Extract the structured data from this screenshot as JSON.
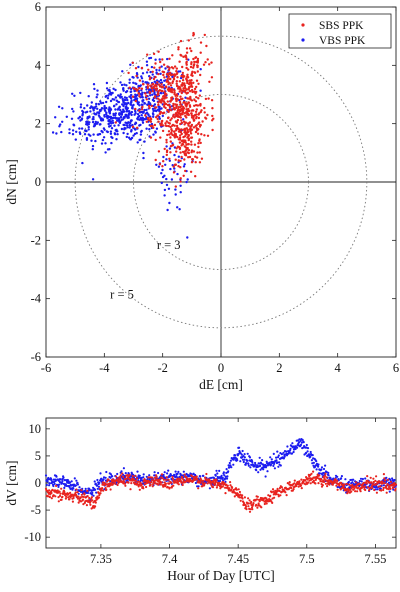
{
  "chart_data": [
    {
      "type": "scatter",
      "xlabel": "dE [cm]",
      "ylabel": "dN [cm]",
      "xlim": [
        -6,
        6
      ],
      "ylim": [
        -6,
        6
      ],
      "xticks": [
        -6,
        -4,
        -2,
        0,
        2,
        4,
        6
      ],
      "yticks": [
        -6,
        -4,
        -2,
        0,
        2,
        4,
        6
      ],
      "xtick_labels": [
        "-6",
        "-4",
        "-2",
        "0",
        "2",
        "4",
        "6"
      ],
      "ytick_labels": [
        "-6",
        "-4",
        "-2",
        "0",
        "2",
        "4",
        "6"
      ],
      "grid": false,
      "legend": "top-right",
      "reference_circles": [
        {
          "r": 3,
          "label": "r = 3"
        },
        {
          "r": 5,
          "label": "r = 5"
        }
      ],
      "series": [
        {
          "name": "SBS PPK",
          "color": "#e8231f",
          "clusters": [
            {
              "center": [
                -1.3,
                2.3
              ],
              "spread": [
                0.45,
                0.8
              ],
              "n": 420
            },
            {
              "center": [
                -2.0,
                3.2
              ],
              "spread": [
                0.5,
                0.55
              ],
              "n": 180
            },
            {
              "center": [
                -1.0,
                4.1
              ],
              "spread": [
                0.3,
                0.4
              ],
              "n": 60
            },
            {
              "center": [
                -1.4,
                0.9
              ],
              "spread": [
                0.35,
                0.45
              ],
              "n": 40
            }
          ]
        },
        {
          "name": "VBS PPK",
          "color": "#1c1cf0",
          "clusters": [
            {
              "center": [
                -3.3,
                2.4
              ],
              "spread": [
                0.7,
                0.55
              ],
              "n": 440
            },
            {
              "center": [
                -2.2,
                3.2
              ],
              "spread": [
                0.5,
                0.5
              ],
              "n": 160
            },
            {
              "center": [
                -4.5,
                2.0
              ],
              "spread": [
                0.5,
                0.35
              ],
              "n": 80
            },
            {
              "center": [
                -1.7,
                0.2
              ],
              "spread": [
                0.4,
                0.7
              ],
              "n": 50
            }
          ]
        }
      ]
    },
    {
      "type": "line",
      "xlabel": "Hour of Day [UTC]",
      "ylabel": "dV [cm]",
      "xlim": [
        7.31,
        7.565
      ],
      "ylim": [
        -12,
        12
      ],
      "xticks": [
        7.35,
        7.4,
        7.45,
        7.5,
        7.55
      ],
      "yticks": [
        -10,
        -5,
        0,
        5,
        10
      ],
      "xtick_labels": [
        "7.35",
        "7.4",
        "7.45",
        "7.5",
        "7.55"
      ],
      "ytick_labels": [
        "-10",
        "-5",
        "0",
        "5",
        "10"
      ],
      "grid": false,
      "series": [
        {
          "name": "SBS PPK",
          "color": "#e8231f",
          "x": [
            7.31,
            7.32,
            7.33,
            7.34,
            7.345,
            7.35,
            7.36,
            7.37,
            7.38,
            7.39,
            7.4,
            7.41,
            7.42,
            7.43,
            7.44,
            7.45,
            7.455,
            7.46,
            7.47,
            7.48,
            7.49,
            7.5,
            7.505,
            7.51,
            7.52,
            7.53,
            7.54,
            7.55,
            7.56,
            7.565
          ],
          "y": [
            -1.5,
            -2.0,
            -2.5,
            -3.0,
            -4.0,
            -1.0,
            0.5,
            0.5,
            0.0,
            0.5,
            0.0,
            0.5,
            0.5,
            0.0,
            -0.5,
            -2.0,
            -3.5,
            -4.0,
            -3.0,
            -1.5,
            -0.5,
            0.5,
            1.0,
            0.5,
            0.0,
            -1.0,
            -0.5,
            0.0,
            -0.5,
            -0.5
          ],
          "noise": 0.9
        },
        {
          "name": "VBS PPK",
          "color": "#1c1cf0",
          "x": [
            7.31,
            7.32,
            7.33,
            7.34,
            7.345,
            7.35,
            7.36,
            7.37,
            7.38,
            7.39,
            7.4,
            7.41,
            7.42,
            7.43,
            7.44,
            7.445,
            7.45,
            7.46,
            7.47,
            7.48,
            7.49,
            7.495,
            7.5,
            7.51,
            7.52,
            7.53,
            7.54,
            7.55,
            7.56,
            7.565
          ],
          "y": [
            0.5,
            0.5,
            -0.5,
            -2.0,
            -1.5,
            0.5,
            1.0,
            1.0,
            0.5,
            0.5,
            1.5,
            1.0,
            0.5,
            0.5,
            1.0,
            3.5,
            5.5,
            3.5,
            3.0,
            4.5,
            6.5,
            7.5,
            6.0,
            2.0,
            0.5,
            -0.5,
            0.0,
            -0.5,
            0.0,
            0.0
          ],
          "noise": 1.0
        }
      ]
    }
  ]
}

━━━━━━━━━━━━━━━━

--- DIRECTION ---
Quote the data above in full, leaving out the pictures it holds.

--- RESPONSE ---
Extract the structured data from this screenshot as JSON.
{
  "chart_data": [
    {
      "type": "scatter",
      "xlabel": "dE [cm]",
      "ylabel": "dN [cm]",
      "xlim": [
        -6,
        6
      ],
      "ylim": [
        -6,
        6
      ],
      "xticks": [
        -6,
        -4,
        -2,
        0,
        2,
        4,
        6
      ],
      "yticks": [
        -6,
        -4,
        -2,
        0,
        2,
        4,
        6
      ],
      "xtick_labels": [
        "-6",
        "-4",
        "-2",
        "0",
        "2",
        "4",
        "6"
      ],
      "ytick_labels": [
        "-6",
        "-4",
        "-2",
        "0",
        "2",
        "4",
        "6"
      ],
      "grid": false,
      "legend": "top-right",
      "reference_circles": [
        {
          "r": 3,
          "label": "r = 3"
        },
        {
          "r": 5,
          "label": "r = 5"
        }
      ],
      "series": [
        {
          "name": "SBS PPK",
          "color": "#e8231f",
          "clusters": [
            {
              "center": [
                -1.3,
                2.3
              ],
              "spread": [
                0.45,
                0.8
              ],
              "n": 420
            },
            {
              "center": [
                -2.0,
                3.2
              ],
              "spread": [
                0.5,
                0.55
              ],
              "n": 180
            },
            {
              "center": [
                -1.0,
                4.1
              ],
              "spread": [
                0.3,
                0.4
              ],
              "n": 60
            },
            {
              "center": [
                -1.4,
                0.9
              ],
              "spread": [
                0.35,
                0.45
              ],
              "n": 40
            }
          ]
        },
        {
          "name": "VBS PPK",
          "color": "#1c1cf0",
          "clusters": [
            {
              "center": [
                -3.3,
                2.4
              ],
              "spread": [
                0.7,
                0.55
              ],
              "n": 440
            },
            {
              "center": [
                -2.2,
                3.2
              ],
              "spread": [
                0.5,
                0.5
              ],
              "n": 160
            },
            {
              "center": [
                -4.5,
                2.0
              ],
              "spread": [
                0.5,
                0.35
              ],
              "n": 80
            },
            {
              "center": [
                -1.7,
                0.2
              ],
              "spread": [
                0.4,
                0.7
              ],
              "n": 50
            }
          ]
        }
      ]
    },
    {
      "type": "line",
      "xlabel": "Hour of Day [UTC]",
      "ylabel": "dV [cm]",
      "xlim": [
        7.31,
        7.565
      ],
      "ylim": [
        -12,
        12
      ],
      "xticks": [
        7.35,
        7.4,
        7.45,
        7.5,
        7.55
      ],
      "yticks": [
        -10,
        -5,
        0,
        5,
        10
      ],
      "xtick_labels": [
        "7.35",
        "7.4",
        "7.45",
        "7.5",
        "7.55"
      ],
      "ytick_labels": [
        "-10",
        "-5",
        "0",
        "5",
        "10"
      ],
      "grid": false,
      "series": [
        {
          "name": "SBS PPK",
          "color": "#e8231f",
          "x": [
            7.31,
            7.32,
            7.33,
            7.34,
            7.345,
            7.35,
            7.36,
            7.37,
            7.38,
            7.39,
            7.4,
            7.41,
            7.42,
            7.43,
            7.44,
            7.45,
            7.455,
            7.46,
            7.47,
            7.48,
            7.49,
            7.5,
            7.505,
            7.51,
            7.52,
            7.53,
            7.54,
            7.55,
            7.56,
            7.565
          ],
          "y": [
            -1.5,
            -2.0,
            -2.5,
            -3.0,
            -4.0,
            -1.0,
            0.5,
            0.5,
            0.0,
            0.5,
            0.0,
            0.5,
            0.5,
            0.0,
            -0.5,
            -2.0,
            -3.5,
            -4.0,
            -3.0,
            -1.5,
            -0.5,
            0.5,
            1.0,
            0.5,
            0.0,
            -1.0,
            -0.5,
            0.0,
            -0.5,
            -0.5
          ],
          "noise": 0.9
        },
        {
          "name": "VBS PPK",
          "color": "#1c1cf0",
          "x": [
            7.31,
            7.32,
            7.33,
            7.34,
            7.345,
            7.35,
            7.36,
            7.37,
            7.38,
            7.39,
            7.4,
            7.41,
            7.42,
            7.43,
            7.44,
            7.445,
            7.45,
            7.46,
            7.47,
            7.48,
            7.49,
            7.495,
            7.5,
            7.51,
            7.52,
            7.53,
            7.54,
            7.55,
            7.56,
            7.565
          ],
          "y": [
            0.5,
            0.5,
            -0.5,
            -2.0,
            -1.5,
            0.5,
            1.0,
            1.0,
            0.5,
            0.5,
            1.5,
            1.0,
            0.5,
            0.5,
            1.0,
            3.5,
            5.5,
            3.5,
            3.0,
            4.5,
            6.5,
            7.5,
            6.0,
            2.0,
            0.5,
            -0.5,
            0.0,
            -0.5,
            0.0,
            0.0
          ],
          "noise": 1.0
        }
      ]
    }
  ]
}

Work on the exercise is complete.